### [WRITTEN TASK]
Say how many lines in the records include the string "case", adding no other words.
**** TASK INPUTS
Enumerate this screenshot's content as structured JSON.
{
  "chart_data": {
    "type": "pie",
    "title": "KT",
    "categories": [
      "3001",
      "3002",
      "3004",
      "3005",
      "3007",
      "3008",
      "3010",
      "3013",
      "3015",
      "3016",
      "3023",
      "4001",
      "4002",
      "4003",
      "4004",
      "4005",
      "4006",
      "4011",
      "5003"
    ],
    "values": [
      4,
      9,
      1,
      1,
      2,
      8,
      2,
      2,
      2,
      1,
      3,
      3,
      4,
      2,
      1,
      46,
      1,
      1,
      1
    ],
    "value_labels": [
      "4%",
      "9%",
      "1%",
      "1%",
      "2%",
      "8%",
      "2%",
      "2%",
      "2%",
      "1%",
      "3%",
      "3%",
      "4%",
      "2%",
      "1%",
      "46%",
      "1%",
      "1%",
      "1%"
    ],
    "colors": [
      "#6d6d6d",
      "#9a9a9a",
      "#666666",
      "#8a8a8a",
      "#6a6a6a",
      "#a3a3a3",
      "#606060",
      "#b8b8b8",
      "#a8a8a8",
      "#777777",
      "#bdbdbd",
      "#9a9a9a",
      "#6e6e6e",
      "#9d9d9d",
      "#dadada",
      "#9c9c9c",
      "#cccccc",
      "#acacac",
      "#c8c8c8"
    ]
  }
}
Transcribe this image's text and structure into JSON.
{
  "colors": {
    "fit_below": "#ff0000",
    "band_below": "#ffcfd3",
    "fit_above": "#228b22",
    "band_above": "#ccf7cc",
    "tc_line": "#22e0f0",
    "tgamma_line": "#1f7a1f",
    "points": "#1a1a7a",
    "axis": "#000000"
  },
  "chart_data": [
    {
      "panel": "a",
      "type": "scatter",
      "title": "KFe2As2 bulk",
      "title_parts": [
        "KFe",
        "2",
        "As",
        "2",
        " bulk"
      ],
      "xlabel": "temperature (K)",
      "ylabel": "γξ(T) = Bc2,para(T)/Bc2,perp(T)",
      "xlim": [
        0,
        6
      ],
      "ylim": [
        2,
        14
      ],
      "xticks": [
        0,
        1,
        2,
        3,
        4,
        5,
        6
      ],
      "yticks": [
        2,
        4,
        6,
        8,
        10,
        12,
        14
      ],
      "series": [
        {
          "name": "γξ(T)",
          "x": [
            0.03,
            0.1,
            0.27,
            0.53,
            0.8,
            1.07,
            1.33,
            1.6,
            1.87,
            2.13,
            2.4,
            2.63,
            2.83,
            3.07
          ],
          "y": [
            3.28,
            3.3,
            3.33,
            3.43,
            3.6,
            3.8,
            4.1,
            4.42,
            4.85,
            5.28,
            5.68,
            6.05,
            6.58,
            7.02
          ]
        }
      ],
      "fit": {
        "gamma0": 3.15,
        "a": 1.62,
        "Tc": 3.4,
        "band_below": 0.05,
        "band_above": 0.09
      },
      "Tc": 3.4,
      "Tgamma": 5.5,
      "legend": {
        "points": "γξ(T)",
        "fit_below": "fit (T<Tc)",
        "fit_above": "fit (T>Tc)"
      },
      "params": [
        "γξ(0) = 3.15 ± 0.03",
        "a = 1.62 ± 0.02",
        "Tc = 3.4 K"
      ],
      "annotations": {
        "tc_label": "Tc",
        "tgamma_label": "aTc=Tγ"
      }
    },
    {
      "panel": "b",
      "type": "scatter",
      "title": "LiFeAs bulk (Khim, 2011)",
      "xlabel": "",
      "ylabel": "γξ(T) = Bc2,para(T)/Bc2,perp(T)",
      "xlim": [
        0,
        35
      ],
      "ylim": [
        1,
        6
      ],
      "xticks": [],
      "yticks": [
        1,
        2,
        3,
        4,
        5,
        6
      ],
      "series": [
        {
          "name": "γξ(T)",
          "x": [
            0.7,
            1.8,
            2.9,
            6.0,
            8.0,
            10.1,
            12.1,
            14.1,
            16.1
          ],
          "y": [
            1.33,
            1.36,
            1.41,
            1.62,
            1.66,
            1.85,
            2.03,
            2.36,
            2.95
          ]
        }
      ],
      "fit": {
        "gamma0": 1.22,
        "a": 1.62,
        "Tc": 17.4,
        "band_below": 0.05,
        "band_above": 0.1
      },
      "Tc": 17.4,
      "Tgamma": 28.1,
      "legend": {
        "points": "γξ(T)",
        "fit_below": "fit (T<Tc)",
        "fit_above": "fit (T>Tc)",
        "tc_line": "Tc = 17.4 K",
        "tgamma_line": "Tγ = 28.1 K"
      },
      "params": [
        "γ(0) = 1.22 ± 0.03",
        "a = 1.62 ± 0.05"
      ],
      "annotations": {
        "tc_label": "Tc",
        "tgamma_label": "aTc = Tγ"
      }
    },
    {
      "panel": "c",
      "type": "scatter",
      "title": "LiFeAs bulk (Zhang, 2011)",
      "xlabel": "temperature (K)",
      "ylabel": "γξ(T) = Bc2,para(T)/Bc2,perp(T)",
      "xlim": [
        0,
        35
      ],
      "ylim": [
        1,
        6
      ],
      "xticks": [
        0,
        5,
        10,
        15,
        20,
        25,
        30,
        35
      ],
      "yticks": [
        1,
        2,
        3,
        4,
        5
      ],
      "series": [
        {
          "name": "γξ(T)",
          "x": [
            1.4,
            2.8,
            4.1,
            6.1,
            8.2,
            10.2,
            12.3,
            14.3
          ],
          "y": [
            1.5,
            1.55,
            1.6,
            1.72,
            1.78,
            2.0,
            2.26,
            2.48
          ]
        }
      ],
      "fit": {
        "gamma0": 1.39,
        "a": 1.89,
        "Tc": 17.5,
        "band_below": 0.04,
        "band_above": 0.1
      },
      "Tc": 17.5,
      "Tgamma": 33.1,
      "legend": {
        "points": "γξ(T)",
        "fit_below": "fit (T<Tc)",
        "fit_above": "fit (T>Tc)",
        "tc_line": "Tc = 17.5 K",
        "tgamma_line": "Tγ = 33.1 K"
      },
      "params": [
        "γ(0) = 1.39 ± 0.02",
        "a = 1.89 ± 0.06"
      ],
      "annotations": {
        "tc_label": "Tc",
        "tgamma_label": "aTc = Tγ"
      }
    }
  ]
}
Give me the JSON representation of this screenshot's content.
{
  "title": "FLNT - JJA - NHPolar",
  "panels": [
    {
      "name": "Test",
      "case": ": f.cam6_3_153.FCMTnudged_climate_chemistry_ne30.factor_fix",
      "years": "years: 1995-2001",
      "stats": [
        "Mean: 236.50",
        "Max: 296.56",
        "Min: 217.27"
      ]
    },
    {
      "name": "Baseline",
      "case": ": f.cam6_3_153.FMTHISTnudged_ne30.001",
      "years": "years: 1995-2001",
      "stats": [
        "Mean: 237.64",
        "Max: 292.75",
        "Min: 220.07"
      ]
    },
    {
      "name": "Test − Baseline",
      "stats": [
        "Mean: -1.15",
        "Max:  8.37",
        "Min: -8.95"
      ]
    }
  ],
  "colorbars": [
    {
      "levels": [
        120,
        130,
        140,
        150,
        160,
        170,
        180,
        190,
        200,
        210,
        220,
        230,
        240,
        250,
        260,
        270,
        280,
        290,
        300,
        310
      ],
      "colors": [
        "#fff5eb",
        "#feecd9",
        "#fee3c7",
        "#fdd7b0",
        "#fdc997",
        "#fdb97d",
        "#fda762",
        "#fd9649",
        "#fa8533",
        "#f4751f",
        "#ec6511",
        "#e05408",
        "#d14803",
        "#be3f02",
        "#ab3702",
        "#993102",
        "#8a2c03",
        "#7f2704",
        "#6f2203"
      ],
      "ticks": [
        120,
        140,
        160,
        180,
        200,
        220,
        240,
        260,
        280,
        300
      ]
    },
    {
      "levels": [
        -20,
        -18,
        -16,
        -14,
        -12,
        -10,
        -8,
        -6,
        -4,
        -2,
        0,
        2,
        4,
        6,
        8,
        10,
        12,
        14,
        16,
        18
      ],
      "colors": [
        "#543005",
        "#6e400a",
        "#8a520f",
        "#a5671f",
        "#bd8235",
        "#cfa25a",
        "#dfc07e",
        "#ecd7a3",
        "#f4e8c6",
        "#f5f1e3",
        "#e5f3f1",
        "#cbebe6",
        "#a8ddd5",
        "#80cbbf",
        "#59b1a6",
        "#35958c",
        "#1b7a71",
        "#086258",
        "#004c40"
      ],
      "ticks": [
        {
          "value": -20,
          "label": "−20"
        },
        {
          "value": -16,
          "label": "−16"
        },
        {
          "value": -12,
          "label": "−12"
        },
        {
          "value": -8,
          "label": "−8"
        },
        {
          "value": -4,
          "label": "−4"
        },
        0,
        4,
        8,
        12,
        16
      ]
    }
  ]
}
********
### [ANSWER FOR THE TASK]
2